- _Entries from a visual dataset_
★ ★ ★ ★

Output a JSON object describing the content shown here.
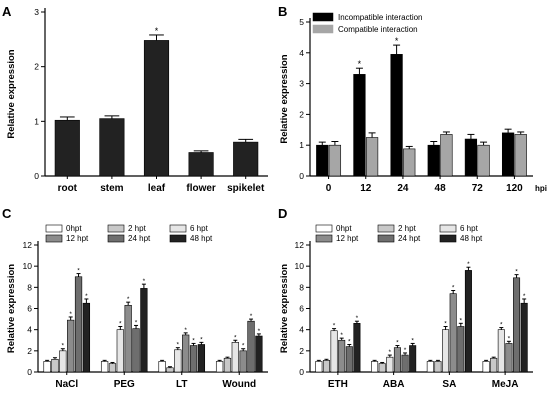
{
  "figure": {
    "panel_letters": [
      "A",
      "B",
      "C",
      "D"
    ]
  },
  "chart_data": [
    {
      "panel": "A",
      "type": "bar",
      "categories": [
        "root",
        "stem",
        "leaf",
        "flower",
        "spikelet"
      ],
      "series": [
        {
          "values": [
            1.02,
            1.05,
            2.48,
            0.43,
            0.62
          ],
          "errors": [
            0.06,
            0.05,
            0.1,
            0.03,
            0.05
          ],
          "stars": [
            false,
            false,
            true,
            false,
            false
          ],
          "color": "#222222"
        }
      ],
      "ylabel": "Relative expression",
      "ylim": [
        0,
        3
      ],
      "yticks": [
        "0",
        "1",
        "2",
        "3"
      ],
      "grid": false
    },
    {
      "panel": "B",
      "type": "bar",
      "categories": [
        "0",
        "12",
        "24",
        "48",
        "72",
        "120"
      ],
      "xunit": "hpi",
      "series": [
        {
          "name": "Incompatible interaction",
          "color": "#000000",
          "values": [
            1.0,
            3.3,
            3.95,
            1.0,
            1.2,
            1.4
          ],
          "errors": [
            0.1,
            0.2,
            0.3,
            0.12,
            0.15,
            0.12
          ],
          "stars": [
            false,
            true,
            true,
            false,
            false,
            false
          ]
        },
        {
          "name": "Compatible interaction",
          "color": "#a6a6a6",
          "values": [
            1.0,
            1.25,
            0.88,
            1.35,
            1.0,
            1.35
          ],
          "errors": [
            0.12,
            0.15,
            0.08,
            0.08,
            0.1,
            0.08
          ],
          "stars": [
            false,
            false,
            false,
            false,
            false,
            false
          ]
        }
      ],
      "ylabel": "Relative expression",
      "ylim": [
        0,
        5
      ],
      "yticks": [
        "0",
        "1",
        "2",
        "3",
        "4",
        "5"
      ],
      "legend": "top-left",
      "grid": false
    },
    {
      "panel": "C",
      "type": "bar",
      "categories": [
        "NaCl",
        "PEG",
        "LT",
        "Wound"
      ],
      "series": [
        {
          "name": "0hpt",
          "color": "#ffffff",
          "values": [
            1.0,
            1.0,
            1.0,
            1.0
          ],
          "errors": [
            0.1,
            0.1,
            0.1,
            0.1
          ],
          "stars": [
            false,
            false,
            false,
            false
          ]
        },
        {
          "name": "2 hpt",
          "color": "#c8c8c8",
          "values": [
            1.2,
            0.8,
            0.4,
            1.3
          ],
          "errors": [
            0.15,
            0.1,
            0.1,
            0.1
          ],
          "stars": [
            false,
            false,
            false,
            false
          ]
        },
        {
          "name": "6 hpt",
          "color": "#e6e6e6",
          "values": [
            2.0,
            4.0,
            2.1,
            2.8
          ],
          "errors": [
            0.2,
            0.3,
            0.2,
            0.2
          ],
          "stars": [
            true,
            true,
            true,
            true
          ]
        },
        {
          "name": "12 hpt",
          "color": "#8c8c8c",
          "values": [
            4.9,
            6.3,
            3.5,
            2.0
          ],
          "errors": [
            0.3,
            0.3,
            0.2,
            0.2
          ],
          "stars": [
            true,
            true,
            true,
            true
          ]
        },
        {
          "name": "24 hpt",
          "color": "#6e6e6e",
          "values": [
            9.0,
            4.1,
            2.5,
            4.8
          ],
          "errors": [
            0.3,
            0.3,
            0.2,
            0.2
          ],
          "stars": [
            true,
            true,
            true,
            true
          ]
        },
        {
          "name": "48 hpt",
          "color": "#222222",
          "values": [
            6.5,
            7.9,
            2.6,
            3.4
          ],
          "errors": [
            0.4,
            0.4,
            0.2,
            0.2
          ],
          "stars": [
            true,
            true,
            true,
            true
          ]
        }
      ],
      "ylabel": "Relative expression",
      "ylim": [
        0,
        12
      ],
      "yticks": [
        "0",
        "2",
        "4",
        "6",
        "8",
        "10",
        "12"
      ],
      "legend": "top",
      "grid": false
    },
    {
      "panel": "D",
      "type": "bar",
      "categories": [
        "ETH",
        "ABA",
        "SA",
        "MeJA"
      ],
      "series": [
        {
          "name": "0hpt",
          "color": "#ffffff",
          "values": [
            1.0,
            1.0,
            1.0,
            1.0
          ],
          "errors": [
            0.1,
            0.1,
            0.1,
            0.1
          ],
          "stars": [
            false,
            false,
            false,
            false
          ]
        },
        {
          "name": "2 hpt",
          "color": "#c8c8c8",
          "values": [
            1.1,
            0.8,
            1.0,
            1.3
          ],
          "errors": [
            0.1,
            0.1,
            0.1,
            0.1
          ],
          "stars": [
            false,
            false,
            false,
            false
          ]
        },
        {
          "name": "6 hpt",
          "color": "#e6e6e6",
          "values": [
            3.9,
            1.4,
            4.0,
            4.0
          ],
          "errors": [
            0.2,
            0.2,
            0.3,
            0.2
          ],
          "stars": [
            true,
            true,
            true,
            true
          ]
        },
        {
          "name": "12 hpt",
          "color": "#8c8c8c",
          "values": [
            3.0,
            2.3,
            7.4,
            2.7
          ],
          "errors": [
            0.2,
            0.2,
            0.3,
            0.2
          ],
          "stars": [
            true,
            true,
            true,
            true
          ]
        },
        {
          "name": "24 hpt",
          "color": "#6e6e6e",
          "values": [
            2.4,
            1.6,
            4.3,
            8.9
          ],
          "errors": [
            0.2,
            0.2,
            0.3,
            0.3
          ],
          "stars": [
            true,
            true,
            true,
            true
          ]
        },
        {
          "name": "48 hpt",
          "color": "#222222",
          "values": [
            4.6,
            2.5,
            9.6,
            6.5
          ],
          "errors": [
            0.2,
            0.2,
            0.3,
            0.4
          ],
          "stars": [
            true,
            true,
            true,
            true
          ]
        }
      ],
      "ylabel": "Relative expression",
      "ylim": [
        0,
        12
      ],
      "yticks": [
        "0",
        "2",
        "4",
        "6",
        "8",
        "10",
        "12"
      ],
      "legend": "top",
      "grid": false
    }
  ]
}
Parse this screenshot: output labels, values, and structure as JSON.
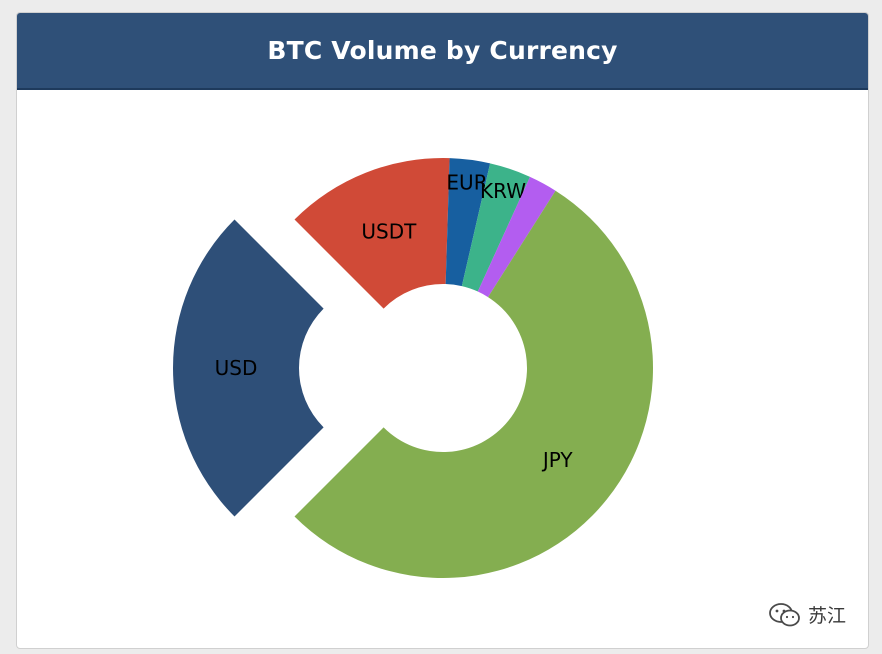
{
  "header": {
    "title": "BTC Volume by Currency"
  },
  "colors": {
    "header_bg": "#2f5078",
    "panel_bg": "#ffffff",
    "page_bg": "#ececec"
  },
  "chart_data": {
    "type": "pie",
    "title": "BTC Volume by Currency",
    "donut": true,
    "start_angle_deg": 225,
    "direction": "clockwise",
    "slices": [
      {
        "label": "USD",
        "value": 25.0,
        "color": "#2e4f78",
        "exploded": true
      },
      {
        "label": "USDT",
        "value": 13.0,
        "color": "#d04a37",
        "exploded": false
      },
      {
        "label": "EUR",
        "value": 3.1,
        "color": "#175fa0",
        "exploded": false
      },
      {
        "label": "KRW",
        "value": 3.2,
        "color": "#3cb38a",
        "exploded": false
      },
      {
        "label": "",
        "value": 2.2,
        "color": "#b35df0",
        "exploded": false
      },
      {
        "label": "JPY",
        "value": 53.5,
        "color": "#84ae50",
        "exploded": false
      }
    ]
  },
  "watermark": {
    "icon": "wechat-icon",
    "text": "苏江"
  }
}
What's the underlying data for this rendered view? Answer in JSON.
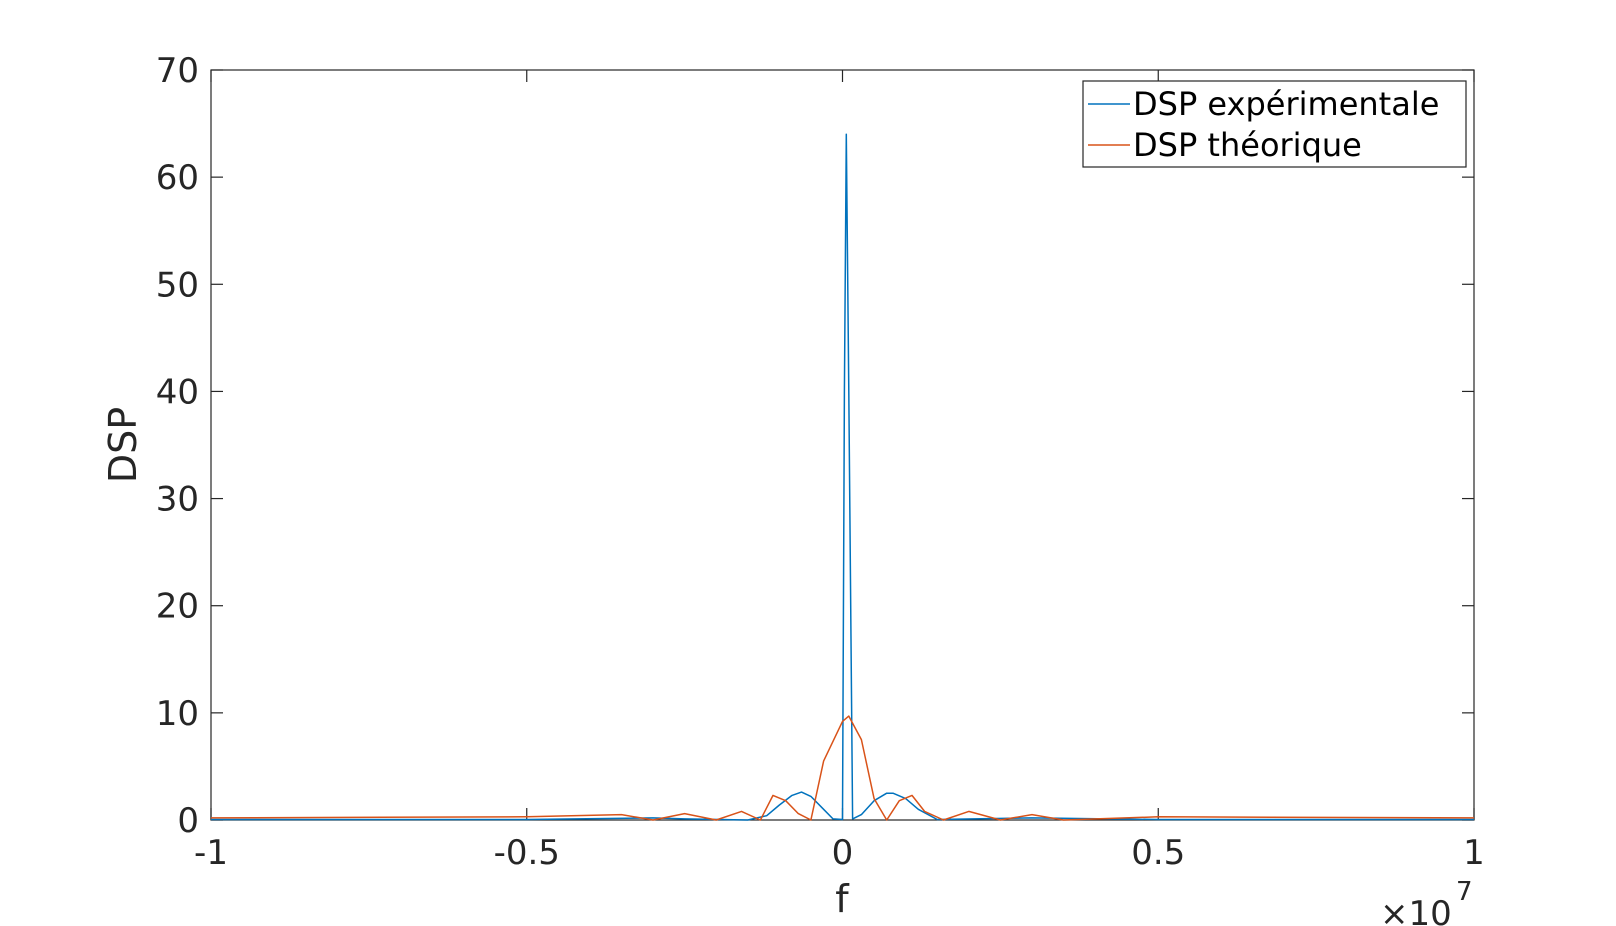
{
  "chart_data": {
    "type": "line",
    "xlabel": "f",
    "ylabel": "DSP",
    "xlim": [
      -1,
      1
    ],
    "ylim": [
      0,
      70
    ],
    "x_multiplier": "×10",
    "x_multiplier_exponent": "7",
    "x_ticks": [
      -1,
      -0.5,
      0,
      0.5,
      1
    ],
    "x_tick_labels": [
      "-1",
      "-0.5",
      "0",
      "0.5",
      "1"
    ],
    "y_ticks": [
      0,
      10,
      20,
      30,
      40,
      50,
      60,
      70
    ],
    "y_tick_labels": [
      "0",
      "10",
      "20",
      "30",
      "40",
      "50",
      "60",
      "70"
    ],
    "grid": false,
    "legend_position": "top-right",
    "series": [
      {
        "name": "DSP expérimentale",
        "color": "#0072BD",
        "x": [
          -1,
          -0.5,
          -0.3,
          -0.25,
          -0.15,
          -0.12,
          -0.1,
          -0.08,
          -0.065,
          -0.05,
          -0.03,
          -0.015,
          0.0,
          0.003,
          0.006,
          0.01,
          0.016,
          0.03,
          0.05,
          0.07,
          0.08,
          0.1,
          0.12,
          0.15,
          0.3,
          0.5,
          1
        ],
        "y": [
          0.05,
          0.05,
          0.2,
          0.1,
          0.0,
          0.4,
          1.4,
          2.3,
          2.6,
          2.2,
          1.0,
          0.1,
          0.05,
          40,
          64,
          40,
          0.1,
          0.5,
          1.8,
          2.5,
          2.5,
          2.0,
          1.0,
          0.05,
          0.2,
          0.05,
          0.05
        ]
      },
      {
        "name": "DSP théorique",
        "color": "#D95319",
        "x": [
          -1,
          -0.5,
          -0.35,
          -0.3,
          -0.25,
          -0.2,
          -0.16,
          -0.13,
          -0.11,
          -0.09,
          -0.07,
          -0.05,
          -0.03,
          0.0,
          0.01,
          0.03,
          0.05,
          0.07,
          0.09,
          0.11,
          0.13,
          0.16,
          0.2,
          0.25,
          0.3,
          0.35,
          0.5,
          1
        ],
        "y": [
          0.2,
          0.3,
          0.5,
          0.0,
          0.6,
          0.0,
          0.8,
          0.0,
          2.3,
          1.8,
          0.6,
          0.0,
          5.5,
          9.2,
          9.7,
          7.5,
          2.0,
          0.0,
          1.8,
          2.3,
          0.8,
          0.0,
          0.8,
          0.0,
          0.5,
          0.0,
          0.3,
          0.2
        ]
      }
    ]
  }
}
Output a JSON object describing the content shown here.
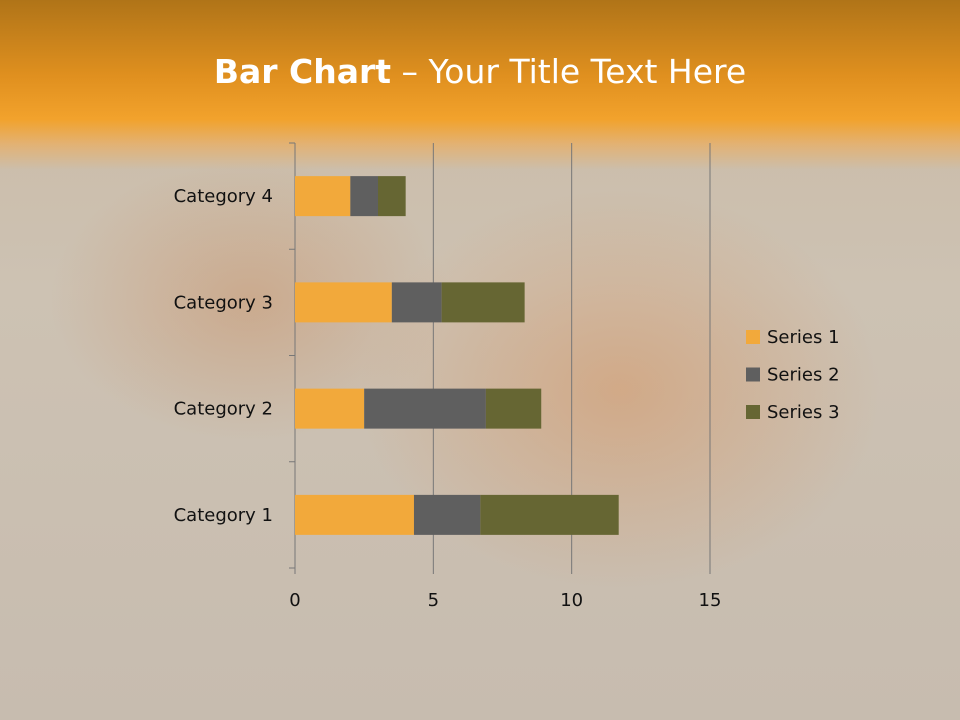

★ ★ ★ ★

- _What needs to be done_
Where a line of the data holds "Currency", show that line.

- _Response to the exercise_
    "title": "BTC Volume by Currency"
    "title": "BTC Volume by Currency",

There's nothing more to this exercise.